══ RECORDS ══

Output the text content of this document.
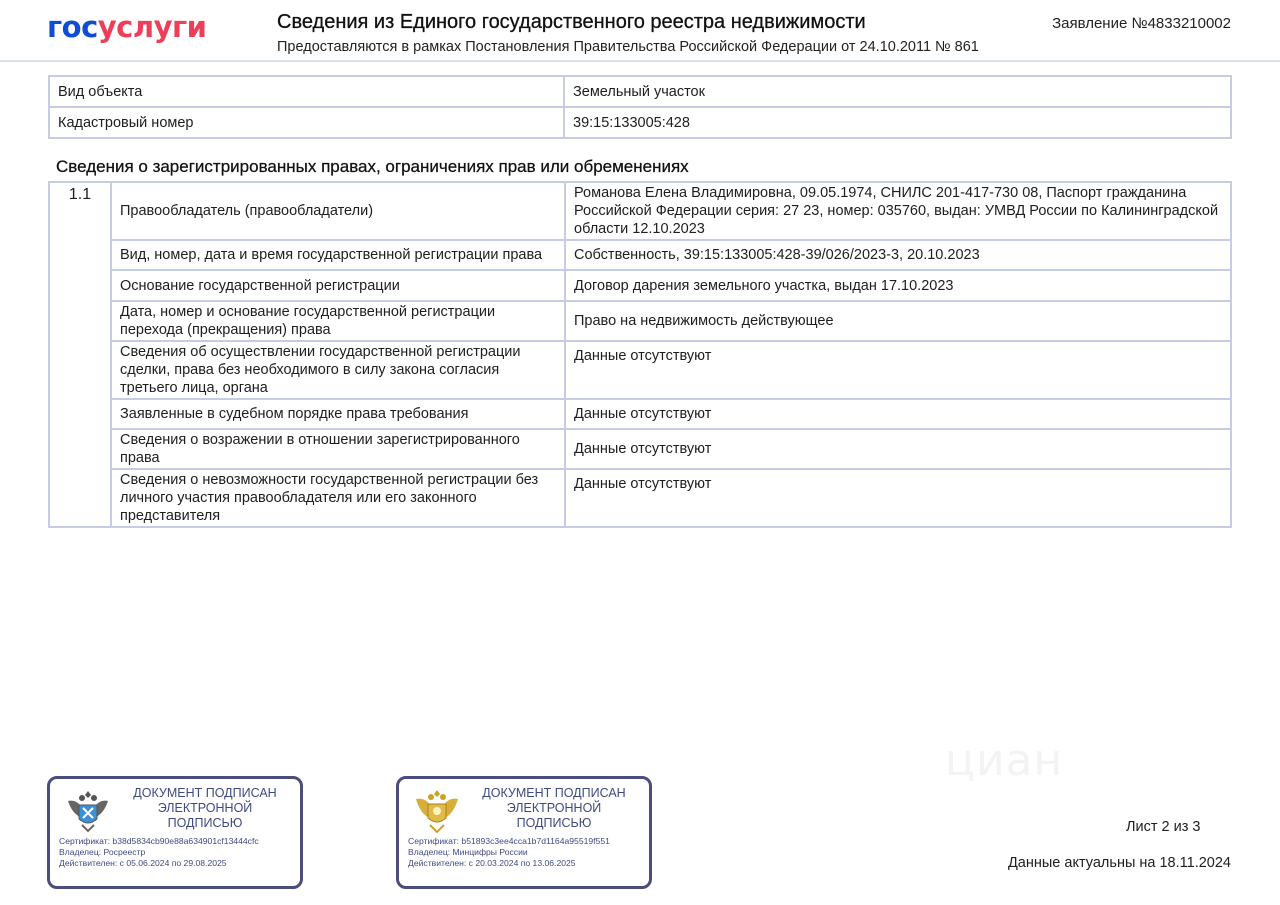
госуслуги	Сведения из Единого государственного реестра недвижимости
Предоставляются в рамках Постановления Правительства Российской Федерации от 24.10.2011 № 861
Заявление №4833210002
Вид объекта	Земельный участок
Кадастровый номер	39:15:133005:428
Сведения о зарегистрированных правах, ограничениях прав или обременениях
1.1	Правообладатель (правообладатели)	Романова Елена Владимировна, 09.05.1974, СНИЛС 201-417-730 08, Паспорт гражданина Российской Федерации серия: 27 23, номер: 035760, выдан: УМВД России по Калининградской области 12.10.2023
	Вид, номер, дата и время государственной регистрации права	Собственность, 39:15:133005:428-39/026/2023-3, 20.10.2023
	Основание государственной регистрации	Договор дарения земельного участка, выдан 17.10.2023
	Дата, номер и основание государственной регистрации перехода (прекращения) права	Право на недвижимость действующее
	Сведения об осуществлении государственной регистрации сделки, права без необходимого в силу закона согласия третьего лица, органа	Данные отсутствуют
	Заявленные в судебном порядке права требования	Данные отсутствуют
	Сведения о возражении в отношении зарегистрированного права	Данные отсутствуют
	Сведения о невозможности государственной регистрации без личного участия правообладателя или его законного представителя	Данные отсутствуют
циан
ДОКУМЕНТ ПОДПИСАН ЭЛЕКТРОННОЙ ПОДПИСЬЮ
Сертификат: b38d5834cb90e88a634901cf13444cfc
Владелец: Росреестр
Действителен: с 05.06.2024 по 29.08.2025
ДОКУМЕНТ ПОДПИСАН ЭЛЕКТРОННОЙ ПОДПИСЬЮ
Сертификат: b51893c3ee4cca1b7d1164a95519f551
Владелец: Минцифры России
Действителен: с 20.03.2024 по 13.06.2025
Лист 2 из 3
Данные актуальны на 18.11.2024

═══

WRITTEN TASK:
Locate the lines above that contain "Данные" and copy them.

RESULT FOR THIS EXERCISE:
	Сведения об осуществлении государственной регистрации сделки, права без необходимого в силу закона согласия третьего лица, органа	Данные отсутствуют
	Заявленные в судебном порядке права требования	Данные отсутствуют
	Сведения о возражении в отношении зарегистрированного права	Данные отсутствуют
	Сведения о невозможности государственной регистрации без личного участия правообладателя или его законного представителя	Данные отсутствуют
Данные актуальны на 18.11.2024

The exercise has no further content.